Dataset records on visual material
::::

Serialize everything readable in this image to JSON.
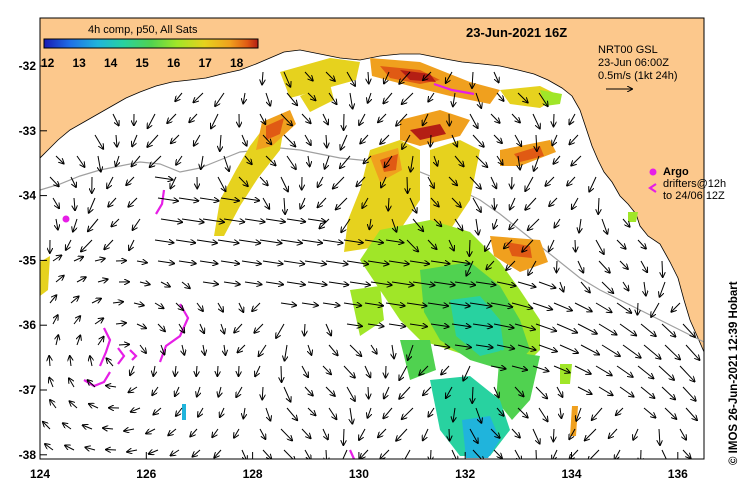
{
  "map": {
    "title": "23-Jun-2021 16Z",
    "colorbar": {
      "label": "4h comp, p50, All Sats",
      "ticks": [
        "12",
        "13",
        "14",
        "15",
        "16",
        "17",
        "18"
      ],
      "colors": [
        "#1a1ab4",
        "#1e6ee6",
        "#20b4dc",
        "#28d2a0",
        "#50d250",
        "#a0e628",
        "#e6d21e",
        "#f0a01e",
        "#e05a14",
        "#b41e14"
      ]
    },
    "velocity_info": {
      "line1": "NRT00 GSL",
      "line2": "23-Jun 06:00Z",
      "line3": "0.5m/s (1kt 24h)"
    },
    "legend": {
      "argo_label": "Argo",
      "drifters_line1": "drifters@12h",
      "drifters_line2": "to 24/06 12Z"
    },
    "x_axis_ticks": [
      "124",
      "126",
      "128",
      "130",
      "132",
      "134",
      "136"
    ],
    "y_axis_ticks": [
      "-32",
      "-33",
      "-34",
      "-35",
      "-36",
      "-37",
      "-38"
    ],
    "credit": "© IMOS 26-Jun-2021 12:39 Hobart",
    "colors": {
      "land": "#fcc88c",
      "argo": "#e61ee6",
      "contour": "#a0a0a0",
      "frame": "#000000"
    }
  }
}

::::

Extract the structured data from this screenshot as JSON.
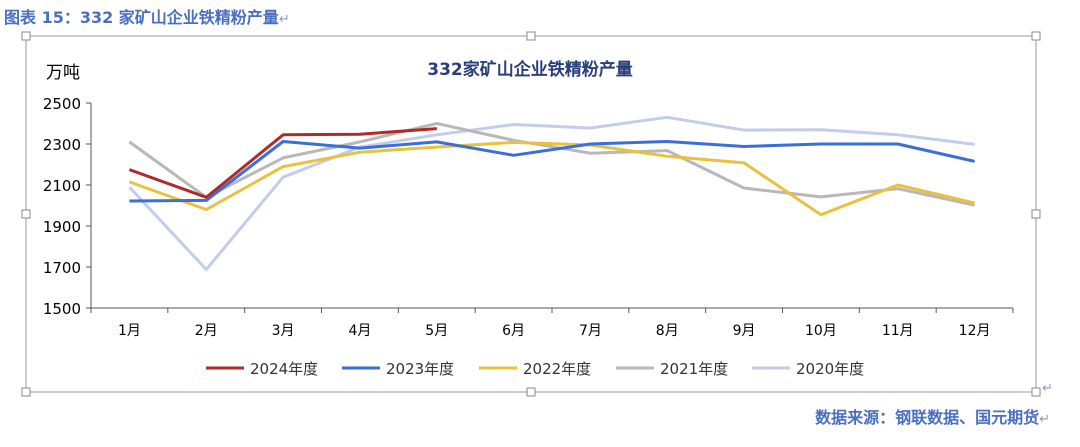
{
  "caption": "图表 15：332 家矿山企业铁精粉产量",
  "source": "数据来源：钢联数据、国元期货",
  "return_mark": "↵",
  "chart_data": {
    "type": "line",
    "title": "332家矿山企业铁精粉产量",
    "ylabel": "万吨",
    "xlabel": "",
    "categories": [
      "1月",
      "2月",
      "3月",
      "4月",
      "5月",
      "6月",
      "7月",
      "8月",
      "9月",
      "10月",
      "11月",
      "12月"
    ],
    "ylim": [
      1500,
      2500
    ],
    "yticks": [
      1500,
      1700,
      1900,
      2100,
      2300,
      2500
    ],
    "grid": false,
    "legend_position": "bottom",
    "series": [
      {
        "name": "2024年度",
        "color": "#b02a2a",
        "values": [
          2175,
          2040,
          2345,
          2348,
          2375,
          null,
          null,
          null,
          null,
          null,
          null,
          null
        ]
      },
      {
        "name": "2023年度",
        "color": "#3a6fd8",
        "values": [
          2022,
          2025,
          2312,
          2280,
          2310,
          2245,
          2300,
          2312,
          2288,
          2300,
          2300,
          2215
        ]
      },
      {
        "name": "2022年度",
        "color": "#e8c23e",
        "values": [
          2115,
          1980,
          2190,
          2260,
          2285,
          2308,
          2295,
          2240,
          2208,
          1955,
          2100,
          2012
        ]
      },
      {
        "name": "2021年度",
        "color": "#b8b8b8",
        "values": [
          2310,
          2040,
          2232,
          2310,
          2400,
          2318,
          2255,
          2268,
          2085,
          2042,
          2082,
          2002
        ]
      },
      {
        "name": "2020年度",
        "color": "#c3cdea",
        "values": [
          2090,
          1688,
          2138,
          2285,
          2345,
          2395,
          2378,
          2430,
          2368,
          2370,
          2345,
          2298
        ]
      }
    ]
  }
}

::::

Task details: Which lines contain "this"? Copy each of them out.

Exercise answer:
Serialize everything readable in this image to JSON.
Extract the structured data from this screenshot as JSON.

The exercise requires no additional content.